* **Selected passage**:
-- Begin --

1878: Ivan Kovalsky, nihilist martyr


London Times, Aug. 26, 1878.

On this date in 1878,* Odessa nihilist Ivan Kovalsky was shot by directive of a military tribunal.

A “propaganda of the deed” type, Kovalsky advocated and practiced armed resistance to what one of his leaflets called “this vile government.” When tsarist police raided his printing press in January 1878, Kovalsky dramatically fought back with a revolver and a dagger while his comrades destroyed documents.

They did not slay a policeman in the process of repelling arrest, so the harsh decision to shoot Kovalsky for resisting made him a wholly political martyr — actually one of the very first in Russia’s running internal battle against her revolutionaries.

Two days later, secret police general Nikolai Mezentsov was daggered to death disembarking a carriage in broad daylight by Sergei Stepniak-Kravchinsky, leaving propaganda of the word to match that of his bloody deed: a manifesto titled “Death for Death” and dedicated “to the memory of Martyr Ivan Martynovich Kovalsky, shot by the secret police for defending his freedom”:

The chief of gendarmes, the leader of a gang that has all of Russia under its heel, has been killed. Few have not guessed whose hands dealt the fatal blow. But in order to avoid any confusion, we announce for general information that gendarme chief Adjutant General Mezentsov was in fact killed by us, revolutionary socialists … We tried the perpetrators and inciters of the brutalities done to us. The trial was as just as the ideas we are defending. This trial found Adjutant General Mezentsov deserving of death for his villainous deeds against us, and the sentence was carried out on Mikhailovsky Square on the morning of August 4, 1878. (Source)

-- End --

* **Records**:

-- Begin --

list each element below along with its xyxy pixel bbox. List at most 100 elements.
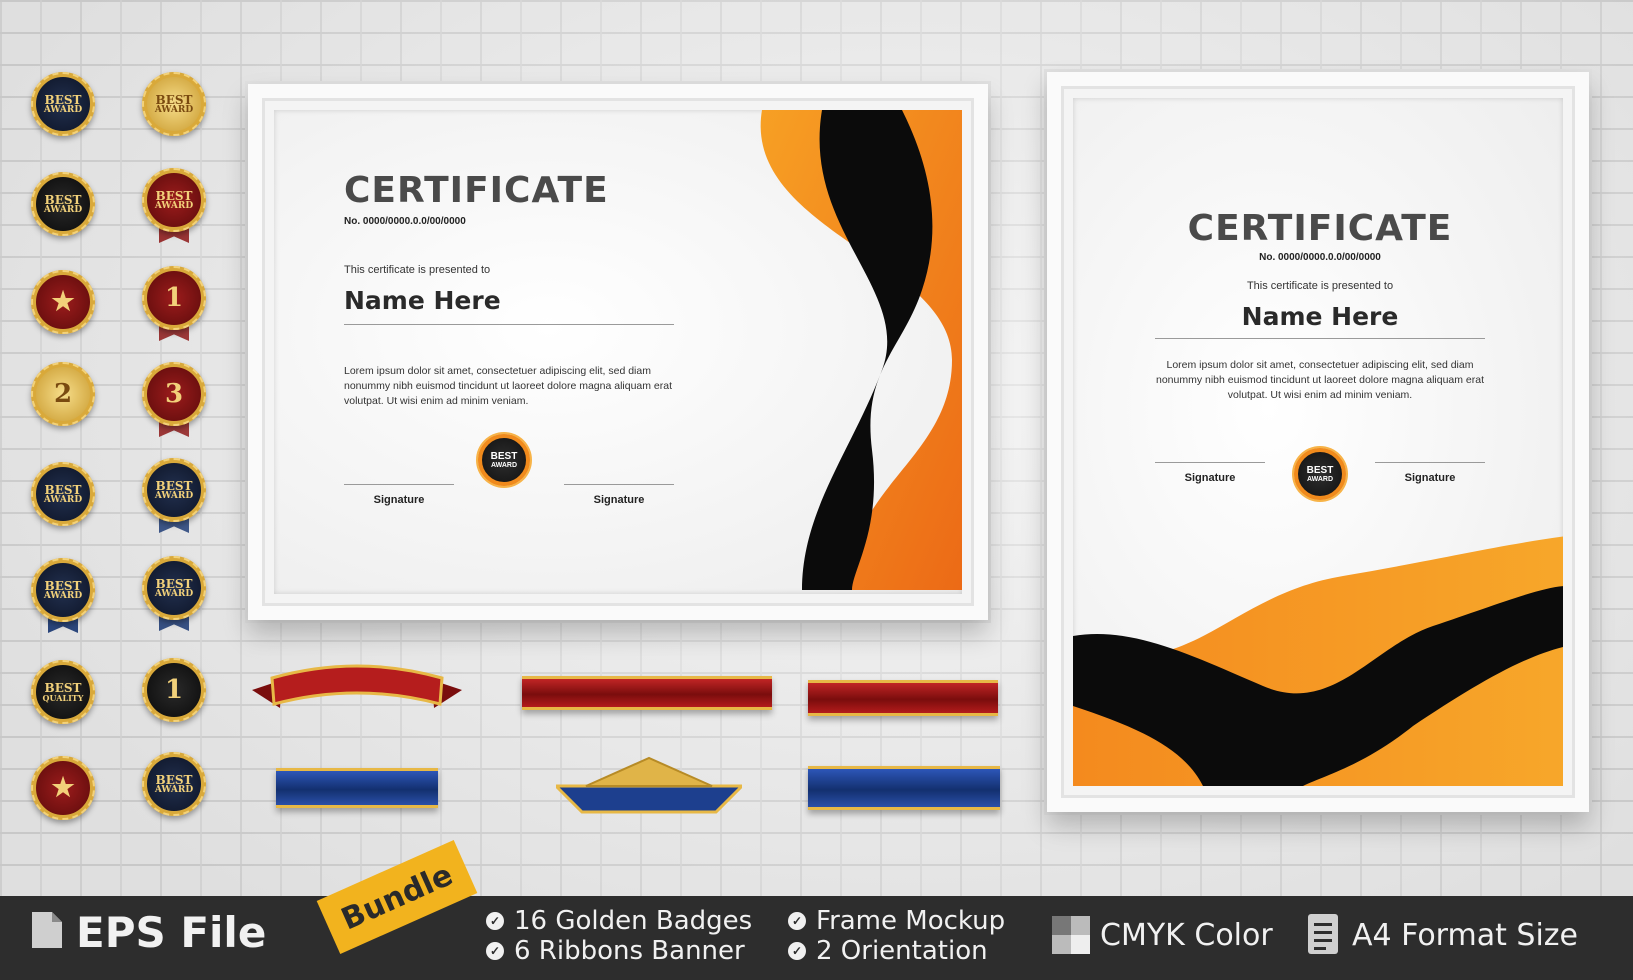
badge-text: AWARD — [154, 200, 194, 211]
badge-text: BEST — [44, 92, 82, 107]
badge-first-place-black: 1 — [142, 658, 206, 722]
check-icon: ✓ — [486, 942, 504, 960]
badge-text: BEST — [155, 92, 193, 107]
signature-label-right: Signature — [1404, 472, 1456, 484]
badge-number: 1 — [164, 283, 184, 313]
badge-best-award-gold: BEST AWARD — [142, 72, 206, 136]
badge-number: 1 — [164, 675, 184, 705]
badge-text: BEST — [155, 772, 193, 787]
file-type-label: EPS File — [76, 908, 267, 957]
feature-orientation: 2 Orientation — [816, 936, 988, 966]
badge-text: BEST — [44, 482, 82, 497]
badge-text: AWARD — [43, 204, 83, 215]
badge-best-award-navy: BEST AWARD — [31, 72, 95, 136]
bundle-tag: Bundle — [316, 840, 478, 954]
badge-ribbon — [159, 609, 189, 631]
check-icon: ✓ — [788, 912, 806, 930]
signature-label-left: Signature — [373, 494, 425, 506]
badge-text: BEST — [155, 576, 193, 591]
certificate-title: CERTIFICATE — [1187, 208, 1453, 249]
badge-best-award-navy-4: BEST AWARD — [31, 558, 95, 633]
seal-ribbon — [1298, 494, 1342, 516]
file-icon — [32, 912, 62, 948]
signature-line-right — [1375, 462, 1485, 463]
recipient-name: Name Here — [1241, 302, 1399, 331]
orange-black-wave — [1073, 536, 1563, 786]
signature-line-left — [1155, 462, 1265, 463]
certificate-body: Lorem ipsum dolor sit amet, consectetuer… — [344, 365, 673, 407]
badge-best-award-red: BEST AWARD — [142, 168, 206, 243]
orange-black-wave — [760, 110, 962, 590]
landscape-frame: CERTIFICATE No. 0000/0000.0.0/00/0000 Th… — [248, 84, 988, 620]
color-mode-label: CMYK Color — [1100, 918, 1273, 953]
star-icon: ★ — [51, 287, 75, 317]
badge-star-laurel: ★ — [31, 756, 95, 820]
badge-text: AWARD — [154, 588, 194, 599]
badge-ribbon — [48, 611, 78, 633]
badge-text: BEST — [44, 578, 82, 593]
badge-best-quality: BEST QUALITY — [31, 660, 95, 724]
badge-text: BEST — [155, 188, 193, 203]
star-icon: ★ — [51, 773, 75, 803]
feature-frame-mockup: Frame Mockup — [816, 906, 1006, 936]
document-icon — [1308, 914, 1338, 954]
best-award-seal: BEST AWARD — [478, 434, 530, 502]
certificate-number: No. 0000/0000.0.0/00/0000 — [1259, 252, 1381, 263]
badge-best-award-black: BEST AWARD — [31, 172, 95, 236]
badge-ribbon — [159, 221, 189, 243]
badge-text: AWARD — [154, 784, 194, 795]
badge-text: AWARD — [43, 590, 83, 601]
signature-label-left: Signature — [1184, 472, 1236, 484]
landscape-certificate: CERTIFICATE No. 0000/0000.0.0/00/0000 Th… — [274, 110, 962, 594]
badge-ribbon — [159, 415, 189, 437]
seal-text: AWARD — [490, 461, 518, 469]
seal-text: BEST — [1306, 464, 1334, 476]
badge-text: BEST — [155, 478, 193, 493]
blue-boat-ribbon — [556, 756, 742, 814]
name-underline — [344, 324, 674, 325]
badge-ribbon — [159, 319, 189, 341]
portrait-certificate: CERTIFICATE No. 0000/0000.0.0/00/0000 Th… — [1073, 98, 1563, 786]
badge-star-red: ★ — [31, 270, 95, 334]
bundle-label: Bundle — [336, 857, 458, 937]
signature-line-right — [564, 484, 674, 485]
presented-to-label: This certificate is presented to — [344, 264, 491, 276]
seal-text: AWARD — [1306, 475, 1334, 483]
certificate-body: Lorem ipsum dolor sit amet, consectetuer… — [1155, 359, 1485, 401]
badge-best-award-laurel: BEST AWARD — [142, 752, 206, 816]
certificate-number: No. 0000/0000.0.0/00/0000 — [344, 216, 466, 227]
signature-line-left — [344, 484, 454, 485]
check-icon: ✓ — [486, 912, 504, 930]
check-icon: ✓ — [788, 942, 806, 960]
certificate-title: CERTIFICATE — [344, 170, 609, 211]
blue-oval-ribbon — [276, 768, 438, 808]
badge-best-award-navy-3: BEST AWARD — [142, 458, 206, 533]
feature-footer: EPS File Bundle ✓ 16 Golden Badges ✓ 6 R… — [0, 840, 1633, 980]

-- End --

* **Exercises**:
[1] Name every person the passage about Ivan Kovalsky mentions by name.
[2] Convert the lines of the rows from the one containing "badge-text: AWARD — [154, 200, 194, 211]" through the one containing "signature-label-right: Signature —", inclusive, into a Markdown table with the columns No. and Row text.

* **Responses by task**:
[1]
- Ivan Kovalsky (Ivan Martynovich Kovalsky)
- Nikolai Mezentsov
- Sergei Stepniak-Kravchinsky

[2]
| No. | Row text |
|---|---|
| 1 | badge-text: AWARD — [154, 200, 194, 211] |
| 2 | badge-text: BEST — [44, 92, 82, 107] |
| 3 | badge-first-place-black: 1 — [142, 658, 206, 722] |
| 4 | check-icon: ✓ — [486, 942, 504, 960] |
| 5 | badge-text: BEST — [155, 92, 193, 107] |
| 6 | signature-label-right: Signature — [1404, 472, 1456, 484] |